Given request: Reproduce every line of the data below exactly as given, with nothing changed.
---------- Extracted data
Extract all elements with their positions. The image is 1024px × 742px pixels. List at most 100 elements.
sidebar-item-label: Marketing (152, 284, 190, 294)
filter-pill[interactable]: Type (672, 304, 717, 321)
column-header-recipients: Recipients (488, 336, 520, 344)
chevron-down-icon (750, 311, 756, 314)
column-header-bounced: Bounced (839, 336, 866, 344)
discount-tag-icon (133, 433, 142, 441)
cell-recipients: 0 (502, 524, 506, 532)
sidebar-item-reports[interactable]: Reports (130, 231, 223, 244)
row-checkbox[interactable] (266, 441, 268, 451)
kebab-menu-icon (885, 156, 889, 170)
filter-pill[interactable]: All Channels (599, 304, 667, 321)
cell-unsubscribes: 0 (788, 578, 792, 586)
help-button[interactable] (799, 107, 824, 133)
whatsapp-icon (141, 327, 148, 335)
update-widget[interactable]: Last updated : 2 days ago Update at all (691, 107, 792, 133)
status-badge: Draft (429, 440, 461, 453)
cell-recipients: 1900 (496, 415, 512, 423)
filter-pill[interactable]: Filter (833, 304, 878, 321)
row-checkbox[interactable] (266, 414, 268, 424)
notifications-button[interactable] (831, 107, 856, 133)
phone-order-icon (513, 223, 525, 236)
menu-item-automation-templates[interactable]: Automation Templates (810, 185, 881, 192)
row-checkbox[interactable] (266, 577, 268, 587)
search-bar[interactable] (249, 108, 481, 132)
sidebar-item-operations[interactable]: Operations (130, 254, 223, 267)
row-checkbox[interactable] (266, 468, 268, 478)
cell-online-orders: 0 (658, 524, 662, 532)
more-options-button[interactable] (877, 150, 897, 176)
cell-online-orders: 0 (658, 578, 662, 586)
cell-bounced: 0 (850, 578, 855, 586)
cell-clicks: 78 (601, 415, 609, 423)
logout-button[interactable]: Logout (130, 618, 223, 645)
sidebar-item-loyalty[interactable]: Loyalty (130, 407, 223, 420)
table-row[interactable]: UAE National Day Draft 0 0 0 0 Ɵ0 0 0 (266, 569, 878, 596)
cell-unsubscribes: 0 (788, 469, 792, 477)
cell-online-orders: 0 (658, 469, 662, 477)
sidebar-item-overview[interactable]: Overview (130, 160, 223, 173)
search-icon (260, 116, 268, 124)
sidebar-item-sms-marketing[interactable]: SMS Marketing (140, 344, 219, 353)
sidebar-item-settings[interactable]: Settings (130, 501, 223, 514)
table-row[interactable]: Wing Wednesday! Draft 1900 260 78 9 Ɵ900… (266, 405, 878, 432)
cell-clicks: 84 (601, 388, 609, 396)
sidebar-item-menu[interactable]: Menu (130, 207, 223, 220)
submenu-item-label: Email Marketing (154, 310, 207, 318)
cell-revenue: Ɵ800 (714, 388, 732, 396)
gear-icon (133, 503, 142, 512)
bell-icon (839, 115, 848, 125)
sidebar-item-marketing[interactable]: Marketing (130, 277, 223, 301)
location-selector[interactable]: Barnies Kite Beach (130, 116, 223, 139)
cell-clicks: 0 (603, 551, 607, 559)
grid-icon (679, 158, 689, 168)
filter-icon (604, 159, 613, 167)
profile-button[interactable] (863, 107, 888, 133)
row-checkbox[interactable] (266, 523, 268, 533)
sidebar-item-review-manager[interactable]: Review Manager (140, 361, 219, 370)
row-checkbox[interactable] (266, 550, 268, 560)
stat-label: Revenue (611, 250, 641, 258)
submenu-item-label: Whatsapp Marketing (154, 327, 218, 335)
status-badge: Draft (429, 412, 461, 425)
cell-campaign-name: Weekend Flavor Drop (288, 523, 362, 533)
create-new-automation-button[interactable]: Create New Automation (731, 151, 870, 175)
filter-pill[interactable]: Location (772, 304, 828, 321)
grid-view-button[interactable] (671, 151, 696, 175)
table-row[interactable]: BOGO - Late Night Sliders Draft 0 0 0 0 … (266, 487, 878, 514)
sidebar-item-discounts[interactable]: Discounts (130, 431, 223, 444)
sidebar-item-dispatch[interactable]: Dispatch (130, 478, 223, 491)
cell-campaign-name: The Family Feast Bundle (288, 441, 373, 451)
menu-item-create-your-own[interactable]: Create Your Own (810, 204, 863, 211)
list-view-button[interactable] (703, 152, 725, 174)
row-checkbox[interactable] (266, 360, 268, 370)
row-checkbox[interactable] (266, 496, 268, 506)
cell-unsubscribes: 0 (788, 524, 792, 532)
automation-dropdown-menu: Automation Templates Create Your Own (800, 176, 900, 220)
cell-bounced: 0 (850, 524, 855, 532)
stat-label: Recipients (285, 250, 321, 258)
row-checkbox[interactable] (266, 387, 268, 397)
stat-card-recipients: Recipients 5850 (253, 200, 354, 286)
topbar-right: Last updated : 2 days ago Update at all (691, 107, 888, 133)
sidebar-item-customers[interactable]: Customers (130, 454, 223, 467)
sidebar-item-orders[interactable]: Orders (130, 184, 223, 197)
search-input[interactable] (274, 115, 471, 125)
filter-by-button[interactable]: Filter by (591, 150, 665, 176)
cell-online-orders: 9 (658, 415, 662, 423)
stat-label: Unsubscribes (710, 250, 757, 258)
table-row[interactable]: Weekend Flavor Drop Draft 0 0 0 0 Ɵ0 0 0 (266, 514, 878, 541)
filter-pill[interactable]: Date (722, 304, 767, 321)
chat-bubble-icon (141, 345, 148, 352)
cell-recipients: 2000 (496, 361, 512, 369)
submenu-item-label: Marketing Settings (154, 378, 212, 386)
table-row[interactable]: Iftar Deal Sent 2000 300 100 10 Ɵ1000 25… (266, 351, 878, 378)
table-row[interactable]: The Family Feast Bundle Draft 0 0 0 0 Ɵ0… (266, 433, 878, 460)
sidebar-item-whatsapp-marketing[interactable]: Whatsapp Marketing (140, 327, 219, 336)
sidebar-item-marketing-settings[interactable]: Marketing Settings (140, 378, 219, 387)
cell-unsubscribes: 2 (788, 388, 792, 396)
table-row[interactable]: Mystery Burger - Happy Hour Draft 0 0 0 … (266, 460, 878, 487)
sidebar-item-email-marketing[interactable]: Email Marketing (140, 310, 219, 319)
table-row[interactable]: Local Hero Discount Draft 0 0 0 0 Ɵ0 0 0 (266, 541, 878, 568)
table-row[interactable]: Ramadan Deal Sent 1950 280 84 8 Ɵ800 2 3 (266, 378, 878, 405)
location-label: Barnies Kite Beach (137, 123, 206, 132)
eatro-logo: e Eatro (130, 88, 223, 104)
--------------------
Output of the exercise:
Extract all elements with their positions. The image is 1024px × 742px pixels. List at most 100 elements.
sidebar-item-label: Marketing (152, 284, 190, 294)
filter-pill[interactable]: Type (672, 304, 717, 321)
column-header-recipients: Recipients (488, 336, 520, 344)
chevron-down-icon (750, 311, 756, 314)
column-header-bounced: Bounced (839, 336, 866, 344)
discount-tag-icon (133, 433, 142, 441)
cell-recipients: 0 (502, 524, 506, 532)
sidebar-item-reports[interactable]: Reports (130, 231, 223, 244)
row-checkbox[interactable] (266, 441, 268, 451)
kebab-menu-icon (885, 156, 889, 170)
filter-pill[interactable]: All Channels (599, 304, 667, 321)
cell-unsubscribes: 0 (788, 578, 792, 586)
help-button[interactable] (799, 107, 824, 133)
whatsapp-icon (141, 327, 148, 335)
update-widget[interactable]: Last updated : 2 days ago Update at all (691, 107, 792, 133)
status-badge: Draft (429, 440, 461, 453)
cell-recipients: 1900 (496, 415, 512, 423)
filter-pill[interactable]: Filter (833, 304, 878, 321)
row-checkbox[interactable] (266, 414, 268, 424)
notifications-button[interactable] (831, 107, 856, 133)
phone-order-icon (513, 223, 525, 236)
menu-item-automation-templates[interactable]: Automation Templates (810, 185, 881, 192)
row-checkbox[interactable] (266, 577, 268, 587)
search-bar[interactable] (249, 108, 481, 132)
sidebar-item-operations[interactable]: Operations (130, 254, 223, 267)
row-checkbox[interactable] (266, 468, 268, 478)
cell-online-orders: 0 (658, 524, 662, 532)
more-options-button[interactable] (877, 150, 897, 176)
cell-online-orders: 0 (658, 578, 662, 586)
cell-bounced: 0 (850, 578, 855, 586)
cell-clicks: 78 (601, 415, 609, 423)
logout-button[interactable]: Logout (130, 618, 223, 645)
sidebar-item-loyalty[interactable]: Loyalty (130, 407, 223, 420)
table-row[interactable]: UAE National Day Draft 0 0 0 0 Ɵ0 0 0 (266, 569, 878, 596)
cell-unsubscribes: 0 (788, 469, 792, 477)
cell-online-orders: 0 (658, 469, 662, 477)
sidebar-item-overview[interactable]: Overview (130, 160, 223, 173)
search-icon (260, 116, 268, 124)
sidebar-item-sms-marketing[interactable]: SMS Marketing (140, 344, 219, 353)
sidebar-item-settings[interactable]: Settings (130, 501, 223, 514)
table-row[interactable]: Wing Wednesday! Draft 1900 260 78 9 Ɵ900… (266, 405, 878, 432)
cell-clicks: 84 (601, 388, 609, 396)
sidebar-item-menu[interactable]: Menu (130, 207, 223, 220)
submenu-item-label: Email Marketing (154, 310, 207, 318)
cell-revenue: Ɵ800 (714, 388, 732, 396)
gear-icon (133, 503, 142, 512)
bell-icon (839, 115, 848, 125)
sidebar-item-marketing[interactable]: Marketing (130, 277, 223, 301)
location-selector[interactable]: Barnies Kite Beach (130, 116, 223, 139)
cell-clicks: 0 (603, 551, 607, 559)
grid-icon (679, 158, 689, 168)
filter-icon (604, 159, 613, 167)
profile-button[interactable] (863, 107, 888, 133)
row-checkbox[interactable] (266, 523, 268, 533)
sidebar-item-review-manager[interactable]: Review Manager (140, 361, 219, 370)
row-checkbox[interactable] (266, 550, 268, 560)
stat-label: Revenue (611, 250, 641, 258)
submenu-item-label: Whatsapp Marketing (154, 327, 218, 335)
status-badge: Draft (429, 412, 461, 425)
cell-campaign-name: Weekend Flavor Drop (288, 523, 362, 533)
create-new-automation-button[interactable]: Create New Automation (731, 151, 870, 175)
filter-pill[interactable]: Location (772, 304, 828, 321)
grid-view-button[interactable] (671, 151, 696, 175)
table-row[interactable]: BOGO - Late Night Sliders Draft 0 0 0 0 … (266, 487, 878, 514)
sidebar-item-discounts[interactable]: Discounts (130, 431, 223, 444)
sidebar-item-dispatch[interactable]: Dispatch (130, 478, 223, 491)
cell-campaign-name: The Family Feast Bundle (288, 441, 373, 451)
menu-item-create-your-own[interactable]: Create Your Own (810, 204, 863, 211)
list-view-button[interactable] (703, 152, 725, 174)
row-checkbox[interactable] (266, 360, 268, 370)
row-checkbox[interactable] (266, 496, 268, 506)
cell-unsubscribes: 0 (788, 524, 792, 532)
automation-dropdown-menu: Automation Templates Create Your Own (800, 176, 900, 220)
cell-bounced: 0 (850, 524, 855, 532)
stat-label: Recipients (285, 250, 321, 258)
row-checkbox[interactable] (266, 387, 268, 397)
stat-card-recipients: Recipients 5850 (253, 200, 354, 286)
topbar-right: Last updated : 2 days ago Update at all (691, 107, 888, 133)
sidebar-item-customers[interactable]: Customers (130, 454, 223, 467)
sidebar-item-orders[interactable]: Orders (130, 184, 223, 197)
search-input[interactable] (274, 115, 471, 125)
filter-by-button[interactable]: Filter by (591, 150, 665, 176)
cell-online-orders: 9 (658, 415, 662, 423)
stat-label: Unsubscribes (710, 250, 757, 258)
table-row[interactable]: Weekend Flavor Drop Draft 0 0 0 0 Ɵ0 0 0 (266, 514, 878, 541)
filter-pill[interactable]: Date (722, 304, 767, 321)
chat-bubble-icon (141, 345, 148, 352)
cell-recipients: 2000 (496, 361, 512, 369)
submenu-item-label: Marketing Settings (154, 378, 212, 386)
table-row[interactable]: Iftar Deal Sent 2000 300 100 10 Ɵ1000 25… (266, 351, 878, 378)
table-row[interactable]: The Family Feast Bundle Draft 0 0 0 0 Ɵ0… (266, 433, 878, 460)
sidebar-item-whatsapp-marketing[interactable]: Whatsapp Marketing (140, 327, 219, 336)
sidebar-item-marketing-settings[interactable]: Marketing Settings (140, 378, 219, 387)
cell-unsubscribes: 2 (788, 388, 792, 396)
table-row[interactable]: Mystery Burger - Happy Hour Draft 0 0 0 … (266, 460, 878, 487)
sidebar-item-email-marketing[interactable]: Email Marketing (140, 310, 219, 319)
table-row[interactable]: Local Hero Discount Draft 0 0 0 0 Ɵ0 0 0 (266, 541, 878, 568)
table-row[interactable]: Ramadan Deal Sent 1950 280 84 8 Ɵ800 2 3 (266, 378, 878, 405)
location-label: Barnies Kite Beach (137, 123, 206, 132)
eatro-logo: e Eatro (130, 88, 223, 104)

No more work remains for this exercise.